Document passage:

= Beginning of Section =

Zimbabwe has a high HIV burden and high HIV/TB coinfection. Women suffer from high rates of cervical cancer, mother to child transmission (MTCT), and maternal mortality. Maternal experiences are also marked by persistently high neonatal mortality, infant mortality, and under-five mortality. Zimbabwe continues to experience high fertility rates and teenage pregnancies.
Severe economic challenges facing the country have precipitated a state of foreign donor led systemic and crisis management interventions to address HIV and AIDS, and sexual and reproductive health (SRH) challenges. These foreign donors provide only limited funds directly to the government; the bulk is allocated to, and managed by, non-governmental organisations. The donor influence on health provision in Zimbabwe is deepened by the limited domestic investment in health which stood at 8.5% of government expenditure in 2015 (falling well short of the 15% pledged in the 2001 Abuja Declaration).
The right of access to basic health care, including SRH and for chronic conditions, is enshrined in the 2013 Constitution of Zimbabwe, but a sub-clause explicitly makes realisation of these rights conditional on resources available. Future research that identifies why Primary Health Care and antiretroviral treatment programmes have particularly poor coverage in rural areas may therefore have advocacy and policy implications. Furthermore, the reach of the Prevention of Mother to Child Transmission programme is limited, and there is little evidence of systematic interventions in key populations.
World Databank (2015) Health expenditure, public (% of government expenditure) https://data.worldbank.org/indicator/SH.XPD.PUBL.GX.ZS Accessed 23.02.2018
Factors contributing to high rates of maternal mortality include adolescent SRHR challenges, limited reach of Primary Health Care services, critical shortage in trained midwives, lack of integration between SRH and HIV and AIDS interventions, and complications from unsafe, unsanctioned abortions. While there are no national estimates regarding unsafe abortions, records obtained from Harare Hospital indicate that the number of admissions for unsafe abortion-related complications have increased over time, and have resulted in high rates of mortality. Where women are able to access Primary Health Care services, they face demands of user fees even where services are supposed to be free.

= End of Section =

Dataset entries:
= Beginning of Section =

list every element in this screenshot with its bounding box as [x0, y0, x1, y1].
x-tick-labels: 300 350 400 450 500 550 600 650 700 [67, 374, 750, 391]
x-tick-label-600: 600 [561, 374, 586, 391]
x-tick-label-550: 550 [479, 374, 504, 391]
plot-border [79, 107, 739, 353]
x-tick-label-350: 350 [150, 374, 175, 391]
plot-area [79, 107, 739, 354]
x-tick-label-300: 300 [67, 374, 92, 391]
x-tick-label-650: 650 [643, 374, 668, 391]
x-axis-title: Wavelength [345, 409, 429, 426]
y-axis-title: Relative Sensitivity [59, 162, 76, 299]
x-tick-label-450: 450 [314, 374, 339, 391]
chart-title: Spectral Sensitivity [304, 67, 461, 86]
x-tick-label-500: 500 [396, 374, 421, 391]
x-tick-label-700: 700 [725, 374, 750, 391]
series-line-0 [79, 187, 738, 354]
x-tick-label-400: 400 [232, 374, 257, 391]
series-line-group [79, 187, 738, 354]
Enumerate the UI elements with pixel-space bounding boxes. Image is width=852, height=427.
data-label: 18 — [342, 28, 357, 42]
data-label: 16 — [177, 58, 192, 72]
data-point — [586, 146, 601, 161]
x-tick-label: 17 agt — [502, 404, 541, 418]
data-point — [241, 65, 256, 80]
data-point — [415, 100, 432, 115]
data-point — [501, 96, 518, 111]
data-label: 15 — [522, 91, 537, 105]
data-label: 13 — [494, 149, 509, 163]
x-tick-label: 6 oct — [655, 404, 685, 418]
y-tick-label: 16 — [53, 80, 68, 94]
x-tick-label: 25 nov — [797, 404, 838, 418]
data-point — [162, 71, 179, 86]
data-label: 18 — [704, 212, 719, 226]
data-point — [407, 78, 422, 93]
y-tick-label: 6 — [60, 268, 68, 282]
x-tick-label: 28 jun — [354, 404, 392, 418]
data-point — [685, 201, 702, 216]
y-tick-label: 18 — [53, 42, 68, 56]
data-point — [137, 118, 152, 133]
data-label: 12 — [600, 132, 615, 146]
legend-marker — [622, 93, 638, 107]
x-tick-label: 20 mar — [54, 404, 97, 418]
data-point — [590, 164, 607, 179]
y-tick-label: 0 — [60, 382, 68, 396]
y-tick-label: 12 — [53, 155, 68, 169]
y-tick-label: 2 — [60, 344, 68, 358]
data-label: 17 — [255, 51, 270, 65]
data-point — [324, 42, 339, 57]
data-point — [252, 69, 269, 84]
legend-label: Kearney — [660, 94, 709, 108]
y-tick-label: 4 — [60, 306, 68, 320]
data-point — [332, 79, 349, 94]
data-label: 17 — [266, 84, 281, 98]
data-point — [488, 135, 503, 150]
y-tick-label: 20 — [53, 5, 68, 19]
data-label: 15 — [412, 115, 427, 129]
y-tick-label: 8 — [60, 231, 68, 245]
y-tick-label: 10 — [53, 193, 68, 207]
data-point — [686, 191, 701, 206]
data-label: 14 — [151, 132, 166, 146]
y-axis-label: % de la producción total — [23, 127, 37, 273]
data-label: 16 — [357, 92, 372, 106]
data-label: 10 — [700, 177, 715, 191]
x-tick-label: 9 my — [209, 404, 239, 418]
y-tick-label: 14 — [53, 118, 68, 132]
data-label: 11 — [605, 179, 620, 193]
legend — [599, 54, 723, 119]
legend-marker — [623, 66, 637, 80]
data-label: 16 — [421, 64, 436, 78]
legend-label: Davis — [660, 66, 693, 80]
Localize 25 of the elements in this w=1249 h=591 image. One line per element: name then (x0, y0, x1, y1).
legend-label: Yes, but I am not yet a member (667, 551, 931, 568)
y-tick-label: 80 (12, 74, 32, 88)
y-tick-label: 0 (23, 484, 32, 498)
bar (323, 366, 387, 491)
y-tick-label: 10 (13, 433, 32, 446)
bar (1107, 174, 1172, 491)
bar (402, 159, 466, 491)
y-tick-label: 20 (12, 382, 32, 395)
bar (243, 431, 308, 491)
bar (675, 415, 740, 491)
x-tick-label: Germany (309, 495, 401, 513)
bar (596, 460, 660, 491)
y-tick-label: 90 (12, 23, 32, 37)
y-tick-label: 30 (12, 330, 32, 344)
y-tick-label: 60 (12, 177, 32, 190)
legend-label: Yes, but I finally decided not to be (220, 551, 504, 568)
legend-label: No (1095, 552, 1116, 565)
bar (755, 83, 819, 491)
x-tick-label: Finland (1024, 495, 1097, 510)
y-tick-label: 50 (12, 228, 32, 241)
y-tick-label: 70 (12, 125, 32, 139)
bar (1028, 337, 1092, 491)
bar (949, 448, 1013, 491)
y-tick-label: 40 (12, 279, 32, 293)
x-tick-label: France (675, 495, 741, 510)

= End of Section =

Tasks to perform:
• a. Condense the paragraph of the Zimbabwe health text that begins "Factors contributing to high rates" into a bulleted list that keeps its main facts.
• b. Output the portion of the Zimbabwe health text starting with "Zimbabwe has a" and going on through "and teenage pregnancies.".
These entries come from a separate source.

Results for each task:
• a.
- Factors behind high maternal mortality: adolescent SRHR challenges, limited reach of Primary Health Care services, a critical shortage of trained midwives, poor integration of SRH with HIV and AIDS interventions, and complications from unsafe, unsanctioned abortions.
- There are no national estimates of unsafe abortions, but Harare Hospital records show that admissions for related complications have risen over time and led to high mortality.
- Women who can reach Primary Health Care services face user fees, even where services are supposed to be free.

• b.
Zimbabwe has a high HIV burden and high HIV/TB coinfection. Women suffer from high rates of cervical cancer, mother to child transmission (MTCT), and maternal mortality. Maternal experiences are also marked by persistently high neonatal mortality, infant mortality, and under-five mortality. Zimbabwe continues to experience high fertility rates and teenage pregnancies.